### What the task asks:
Please give the data below again in full, exactly as it stands.

### Material shown:
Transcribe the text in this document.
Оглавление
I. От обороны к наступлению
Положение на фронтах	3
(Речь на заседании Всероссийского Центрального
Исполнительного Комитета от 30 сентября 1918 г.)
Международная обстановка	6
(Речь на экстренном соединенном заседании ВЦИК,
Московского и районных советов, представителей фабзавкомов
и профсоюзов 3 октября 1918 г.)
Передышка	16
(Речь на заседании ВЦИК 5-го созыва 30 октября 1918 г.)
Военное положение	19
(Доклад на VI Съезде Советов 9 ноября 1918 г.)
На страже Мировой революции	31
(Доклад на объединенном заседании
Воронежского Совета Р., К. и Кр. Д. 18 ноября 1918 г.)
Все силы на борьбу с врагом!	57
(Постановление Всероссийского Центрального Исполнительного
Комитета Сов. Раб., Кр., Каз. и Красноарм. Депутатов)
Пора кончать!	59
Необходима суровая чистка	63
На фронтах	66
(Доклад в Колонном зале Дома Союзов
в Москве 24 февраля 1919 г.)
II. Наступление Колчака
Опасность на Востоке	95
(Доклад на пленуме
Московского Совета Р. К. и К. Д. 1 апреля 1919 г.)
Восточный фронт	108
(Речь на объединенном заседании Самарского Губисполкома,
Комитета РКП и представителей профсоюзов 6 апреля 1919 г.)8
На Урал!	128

### Response to this exercise:
Transcribe the text in this document.
Оглавление
I. От обороны к наступлению
Положение на фронтах	3
(Речь на заседании Всероссийского Центрального
Исполнительного Комитета от 30 сентября 1918 г.)
Международная обстановка	6
(Речь на экстренном соединенном заседании ВЦИК,
Московского и районных советов, представителей фабзавкомов
и профсоюзов 3 октября 1918 г.)
Передышка	16
(Речь на заседании ВЦИК 5-го созыва 30 октября 1918 г.)
Военное положение	19
(Доклад на VI Съезде Советов 9 ноября 1918 г.)
На страже Мировой революции	31
(Доклад на объединенном заседании
Воронежского Совета Р., К. и Кр. Д. 18 ноября 1918 г.)
Все силы на борьбу с врагом!	57
(Постановление Всероссийского Центрального Исполнительного
Комитета Сов. Раб., Кр., Каз. и Красноарм. Депутатов)
Пора кончать!	59
Необходима суровая чистка	63
На фронтах	66
(Доклад в Колонном зале Дома Союзов
в Москве 24 февраля 1919 г.)
II. Наступление Колчака
Опасность на Востоке	95
(Доклад на пленуме
Московского Совета Р. К. и К. Д. 1 апреля 1919 г.)
Восточный фронт	108
(Речь на объединенном заседании Самарского Губисполкома,
Комитета РКП и представителей профсоюзов 6 апреля 1919 г.)8
На Урал!	128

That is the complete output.